• **YOUR TASK**: Go through the lines below. Copy those with "this".

• **SOURCE DATA**:
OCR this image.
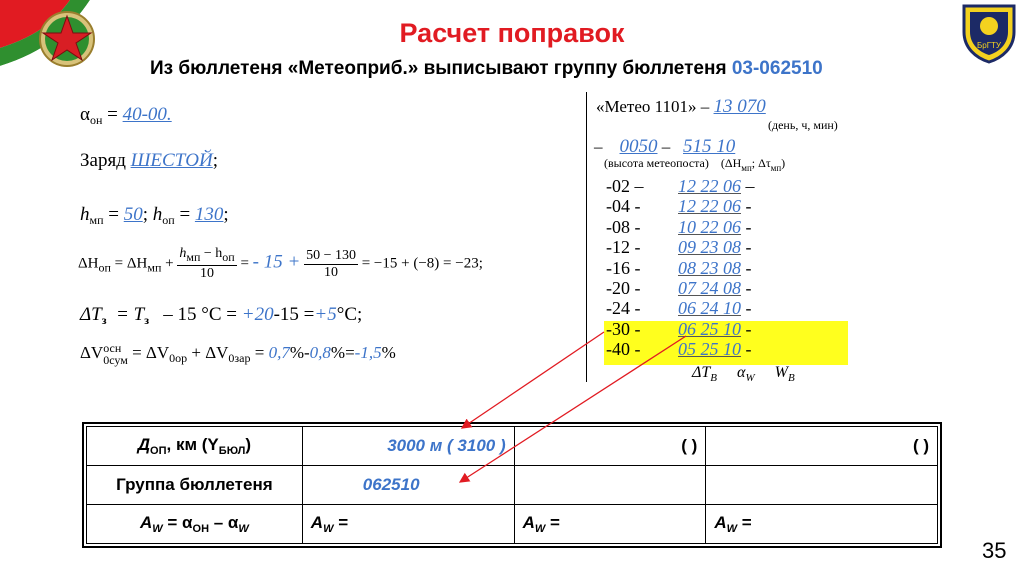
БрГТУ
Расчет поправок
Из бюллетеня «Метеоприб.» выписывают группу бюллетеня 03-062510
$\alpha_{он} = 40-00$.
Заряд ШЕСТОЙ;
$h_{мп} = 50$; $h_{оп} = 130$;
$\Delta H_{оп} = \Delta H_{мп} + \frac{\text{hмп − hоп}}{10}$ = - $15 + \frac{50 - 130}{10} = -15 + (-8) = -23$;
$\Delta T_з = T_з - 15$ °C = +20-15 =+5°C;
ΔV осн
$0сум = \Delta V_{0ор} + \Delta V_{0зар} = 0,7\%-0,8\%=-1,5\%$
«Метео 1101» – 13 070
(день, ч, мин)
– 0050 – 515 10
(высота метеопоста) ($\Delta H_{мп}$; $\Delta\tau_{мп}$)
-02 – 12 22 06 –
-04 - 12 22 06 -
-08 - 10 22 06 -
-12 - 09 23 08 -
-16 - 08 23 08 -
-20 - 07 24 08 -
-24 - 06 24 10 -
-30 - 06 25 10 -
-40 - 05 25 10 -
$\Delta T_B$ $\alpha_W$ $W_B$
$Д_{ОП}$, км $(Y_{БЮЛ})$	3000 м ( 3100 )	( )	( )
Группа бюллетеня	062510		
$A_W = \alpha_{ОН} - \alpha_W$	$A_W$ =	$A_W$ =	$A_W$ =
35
* * *
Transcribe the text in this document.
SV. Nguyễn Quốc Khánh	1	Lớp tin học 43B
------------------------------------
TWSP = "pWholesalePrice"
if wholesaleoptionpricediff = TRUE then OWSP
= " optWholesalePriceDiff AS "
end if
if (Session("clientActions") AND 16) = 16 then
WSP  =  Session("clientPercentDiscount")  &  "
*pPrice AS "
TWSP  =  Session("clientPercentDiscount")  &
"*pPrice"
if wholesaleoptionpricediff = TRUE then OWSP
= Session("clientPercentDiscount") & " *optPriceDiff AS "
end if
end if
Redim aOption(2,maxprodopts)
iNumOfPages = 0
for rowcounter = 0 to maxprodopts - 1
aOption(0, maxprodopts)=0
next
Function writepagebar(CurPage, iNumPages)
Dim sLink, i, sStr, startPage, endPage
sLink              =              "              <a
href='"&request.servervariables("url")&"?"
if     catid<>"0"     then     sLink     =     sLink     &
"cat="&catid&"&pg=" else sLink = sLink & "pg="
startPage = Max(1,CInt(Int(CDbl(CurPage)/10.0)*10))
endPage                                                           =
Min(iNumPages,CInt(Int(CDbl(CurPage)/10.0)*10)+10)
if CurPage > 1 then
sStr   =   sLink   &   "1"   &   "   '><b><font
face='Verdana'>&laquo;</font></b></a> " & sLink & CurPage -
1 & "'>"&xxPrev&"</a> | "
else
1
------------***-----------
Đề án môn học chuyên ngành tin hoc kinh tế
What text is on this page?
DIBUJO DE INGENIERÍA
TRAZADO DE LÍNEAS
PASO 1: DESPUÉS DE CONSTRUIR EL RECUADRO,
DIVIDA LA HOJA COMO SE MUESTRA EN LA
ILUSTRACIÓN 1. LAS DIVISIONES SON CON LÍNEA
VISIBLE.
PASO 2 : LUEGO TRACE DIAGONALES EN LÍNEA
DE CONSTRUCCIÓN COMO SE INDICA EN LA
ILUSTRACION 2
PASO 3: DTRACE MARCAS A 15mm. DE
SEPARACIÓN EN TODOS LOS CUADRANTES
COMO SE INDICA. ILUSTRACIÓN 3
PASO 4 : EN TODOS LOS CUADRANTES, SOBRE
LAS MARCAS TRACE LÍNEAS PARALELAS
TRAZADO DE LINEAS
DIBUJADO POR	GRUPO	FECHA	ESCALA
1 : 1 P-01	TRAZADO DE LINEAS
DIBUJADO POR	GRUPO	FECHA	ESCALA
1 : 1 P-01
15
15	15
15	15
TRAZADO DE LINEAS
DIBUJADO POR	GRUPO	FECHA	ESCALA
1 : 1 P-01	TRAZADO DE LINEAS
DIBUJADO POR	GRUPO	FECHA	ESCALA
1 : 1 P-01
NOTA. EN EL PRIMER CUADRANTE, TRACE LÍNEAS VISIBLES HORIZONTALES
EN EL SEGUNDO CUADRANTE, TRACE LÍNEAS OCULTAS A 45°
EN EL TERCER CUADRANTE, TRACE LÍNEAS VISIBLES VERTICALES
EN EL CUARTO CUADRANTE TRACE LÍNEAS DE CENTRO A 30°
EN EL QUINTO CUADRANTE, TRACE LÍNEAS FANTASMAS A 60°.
---
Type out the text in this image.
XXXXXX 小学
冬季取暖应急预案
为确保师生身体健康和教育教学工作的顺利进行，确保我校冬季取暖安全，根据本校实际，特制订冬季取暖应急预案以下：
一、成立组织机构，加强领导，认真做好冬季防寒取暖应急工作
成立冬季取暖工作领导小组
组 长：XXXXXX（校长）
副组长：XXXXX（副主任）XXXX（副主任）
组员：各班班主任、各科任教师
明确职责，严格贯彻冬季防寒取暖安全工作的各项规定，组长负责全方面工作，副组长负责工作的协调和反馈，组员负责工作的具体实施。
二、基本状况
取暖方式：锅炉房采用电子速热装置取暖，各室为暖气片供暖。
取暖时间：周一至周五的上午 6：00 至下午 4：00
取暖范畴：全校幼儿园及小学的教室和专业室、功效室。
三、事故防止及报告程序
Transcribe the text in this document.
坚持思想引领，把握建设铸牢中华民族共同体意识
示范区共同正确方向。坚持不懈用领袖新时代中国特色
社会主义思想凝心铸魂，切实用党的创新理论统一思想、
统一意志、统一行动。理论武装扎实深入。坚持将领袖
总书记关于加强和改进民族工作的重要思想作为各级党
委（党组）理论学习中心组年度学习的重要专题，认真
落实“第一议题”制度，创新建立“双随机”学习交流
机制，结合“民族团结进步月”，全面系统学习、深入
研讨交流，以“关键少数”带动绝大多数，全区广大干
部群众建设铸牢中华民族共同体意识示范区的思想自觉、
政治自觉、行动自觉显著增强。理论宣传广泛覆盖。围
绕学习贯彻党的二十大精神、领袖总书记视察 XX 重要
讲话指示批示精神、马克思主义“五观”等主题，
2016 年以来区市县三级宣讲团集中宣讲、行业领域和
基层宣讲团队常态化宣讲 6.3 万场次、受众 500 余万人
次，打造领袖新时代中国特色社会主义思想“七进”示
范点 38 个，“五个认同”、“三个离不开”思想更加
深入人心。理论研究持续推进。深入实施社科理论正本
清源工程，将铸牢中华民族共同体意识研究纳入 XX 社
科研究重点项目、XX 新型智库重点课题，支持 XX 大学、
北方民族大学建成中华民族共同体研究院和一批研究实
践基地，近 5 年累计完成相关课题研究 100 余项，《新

• **RESPONSE TO THE EXERCISE**:
OCR this image.
Transcribe the text in this document.
What text is on this page?
Type out the text in this image.
Transcribe the text in this document.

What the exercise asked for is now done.